§ **TASK PROMPT**: Reproduce the records below exactly as they appear.

[Data excerpts]
——

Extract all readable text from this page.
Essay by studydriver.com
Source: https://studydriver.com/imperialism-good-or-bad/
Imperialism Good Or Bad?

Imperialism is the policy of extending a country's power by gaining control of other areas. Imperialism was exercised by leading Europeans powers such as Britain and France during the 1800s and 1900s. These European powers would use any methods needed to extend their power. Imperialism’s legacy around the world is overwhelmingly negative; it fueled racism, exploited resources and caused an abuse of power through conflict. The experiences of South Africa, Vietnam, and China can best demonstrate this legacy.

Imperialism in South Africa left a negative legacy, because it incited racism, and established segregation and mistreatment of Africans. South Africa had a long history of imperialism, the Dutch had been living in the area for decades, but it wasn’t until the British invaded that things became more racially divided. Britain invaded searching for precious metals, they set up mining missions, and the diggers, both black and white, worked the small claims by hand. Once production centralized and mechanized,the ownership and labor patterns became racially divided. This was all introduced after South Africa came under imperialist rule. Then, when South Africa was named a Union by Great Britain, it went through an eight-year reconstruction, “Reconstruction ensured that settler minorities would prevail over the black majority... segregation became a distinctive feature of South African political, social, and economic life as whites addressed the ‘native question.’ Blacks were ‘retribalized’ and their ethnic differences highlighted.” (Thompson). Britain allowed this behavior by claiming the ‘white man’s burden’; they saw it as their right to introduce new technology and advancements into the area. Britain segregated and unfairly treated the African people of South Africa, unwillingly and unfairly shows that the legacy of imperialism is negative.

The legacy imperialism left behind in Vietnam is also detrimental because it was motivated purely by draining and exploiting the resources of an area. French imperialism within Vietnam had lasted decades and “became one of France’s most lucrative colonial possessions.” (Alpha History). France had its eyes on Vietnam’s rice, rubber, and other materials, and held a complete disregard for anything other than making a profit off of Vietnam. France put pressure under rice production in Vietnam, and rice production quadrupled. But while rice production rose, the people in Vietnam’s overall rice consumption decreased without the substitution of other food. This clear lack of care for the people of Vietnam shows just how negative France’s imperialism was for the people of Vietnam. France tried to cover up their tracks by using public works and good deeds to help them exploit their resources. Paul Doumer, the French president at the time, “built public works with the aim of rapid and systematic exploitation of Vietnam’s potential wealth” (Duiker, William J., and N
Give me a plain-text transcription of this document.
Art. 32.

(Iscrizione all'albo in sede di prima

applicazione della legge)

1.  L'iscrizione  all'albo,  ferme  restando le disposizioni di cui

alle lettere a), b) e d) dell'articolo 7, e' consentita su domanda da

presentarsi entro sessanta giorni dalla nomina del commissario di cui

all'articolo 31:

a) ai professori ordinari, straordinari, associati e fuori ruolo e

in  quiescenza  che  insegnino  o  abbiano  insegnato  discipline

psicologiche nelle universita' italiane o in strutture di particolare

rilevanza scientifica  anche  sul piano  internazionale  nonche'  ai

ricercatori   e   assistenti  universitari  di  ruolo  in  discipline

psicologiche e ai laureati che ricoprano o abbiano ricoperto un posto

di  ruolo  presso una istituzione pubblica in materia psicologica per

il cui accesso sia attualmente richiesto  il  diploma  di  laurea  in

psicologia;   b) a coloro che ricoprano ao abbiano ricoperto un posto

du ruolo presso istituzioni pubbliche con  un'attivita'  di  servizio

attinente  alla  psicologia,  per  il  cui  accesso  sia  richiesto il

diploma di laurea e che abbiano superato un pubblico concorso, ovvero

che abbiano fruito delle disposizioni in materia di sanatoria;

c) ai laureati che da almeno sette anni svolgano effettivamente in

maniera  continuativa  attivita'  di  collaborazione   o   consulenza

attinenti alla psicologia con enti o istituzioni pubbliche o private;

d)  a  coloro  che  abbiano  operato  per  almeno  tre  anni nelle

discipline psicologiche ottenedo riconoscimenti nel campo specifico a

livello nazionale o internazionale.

——

§ **RESULT**:
Extract all readable text from this page.
Essay by studydriver.com
Source: https://studydriver.com/imperialism-good-or-bad/
Imperialism Good Or Bad?

Imperialism is the policy of extending a country's power by gaining control of other areas. Imperialism was exercised by leading Europeans powers such as Britain and France during the 1800s and 1900s. These European powers would use any methods needed to extend their power. Imperialism’s legacy around the world is overwhelmingly negative; it fueled racism, exploited resources and caused an abuse of power through conflict. The experiences of South Africa, Vietnam, and China can best demonstrate this legacy.

Imperialism in South Africa left a negative legacy, because it incited racism, and established segregation and mistreatment of Africans. South Africa had a long history of imperialism, the Dutch had been living in the area for decades, but it wasn’t until the British invaded that things became more racially divided. Britain invaded searching for precious metals, they set up mining missions, and the diggers, both black and white, worked the small claims by hand. Once production centralized and mechanized,the ownership and labor patterns became racially divided. This was all introduced after South Africa came under imperialist rule. Then, when South Africa was named a Union by Great Britain, it went through an eight-year reconstruction, “Reconstruction ensured that settler minorities would prevail over the black majority... segregation became a distinctive feature of South African political, social, and economic life as whites addressed the ‘native question.’ Blacks were ‘retribalized’ and their ethnic differences highlighted.” (Thompson). Britain allowed this behavior by claiming the ‘white man’s burden’; they saw it as their right to introduce new technology and advancements into the area. Britain segregated and unfairly treated the African people of South Africa, unwillingly and unfairly shows that the legacy of imperialism is negative.

The legacy imperialism left behind in Vietnam is also detrimental because it was motivated purely by draining and exploiting the resources of an area. French imperialism within Vietnam had lasted decades and “became one of France’s most lucrative colonial possessions.” (Alpha History). France had its eyes on Vietnam’s rice, rubber, and other materials, and held a complete disregard for anything other than making a profit off of Vietnam. France put pressure under rice production in Vietnam, and rice production quadrupled. But while rice production rose, the people in Vietnam’s overall rice consumption decreased without the substitution of other food. This clear lack of care for the people of Vietnam shows just how negative France’s imperialism was for the people of Vietnam. France tried to cover up their tracks by using public works and good deeds to help them exploit their resources. Paul Doumer, the French president at the time, “built public works with the aim of rapid and systematic exploitation of Vietnam’s potential wealth” (Duiker, William J., and N
Give me a plain-text transcription of this document.
Art. 32.

(Iscrizione all'albo in sede di prima

applicazione della legge)

1.  L'iscrizione  all'albo,  ferme  restando le disposizioni di cui

alle lettere a), b) e d) dell'articolo 7, e' consentita su domanda da

presentarsi entro sessanta giorni dalla nomina del commissario di cui

all'articolo 31:

a) ai professori ordinari, straordinari, associati e fuori ruolo e

in  quiescenza  che  insegnino  o  abbiano  insegnato  discipline

psicologiche nelle universita' italiane o in strutture di particolare

rilevanza scientifica  anche  sul piano  internazionale  nonche'  ai

ricercatori   e   assistenti  universitari  di  ruolo  in  discipline

psicologiche e ai laureati che ricoprano o abbiano ricoperto un posto

di  ruolo  presso una istituzione pubblica in materia psicologica per

il cui accesso sia attualmente richiesto  il  diploma  di  laurea  in

psicologia;   b) a coloro che ricoprano ao abbiano ricoperto un posto

du ruolo presso istituzioni pubbliche con  un'attivita'  di  servizio

attinente  alla  psicologia,  per  il  cui  accesso  sia  richiesto il

diploma di laurea e che abbiano superato un pubblico concorso, ovvero

che abbiano fruito delle disposizioni in materia di sanatoria;

c) ai laureati che da almeno sette anni svolgano effettivamente in

maniera  continuativa  attivita'  di  collaborazione   o   consulenza

attinenti alla psicologia con enti o istituzioni pubbliche o private;

d)  a  coloro  che  abbiano  operato  per  almeno  tre  anni nelle

discipline psicologiche ottenedo riconoscimenti nel campo specifico a

livello nazionale o internazionale.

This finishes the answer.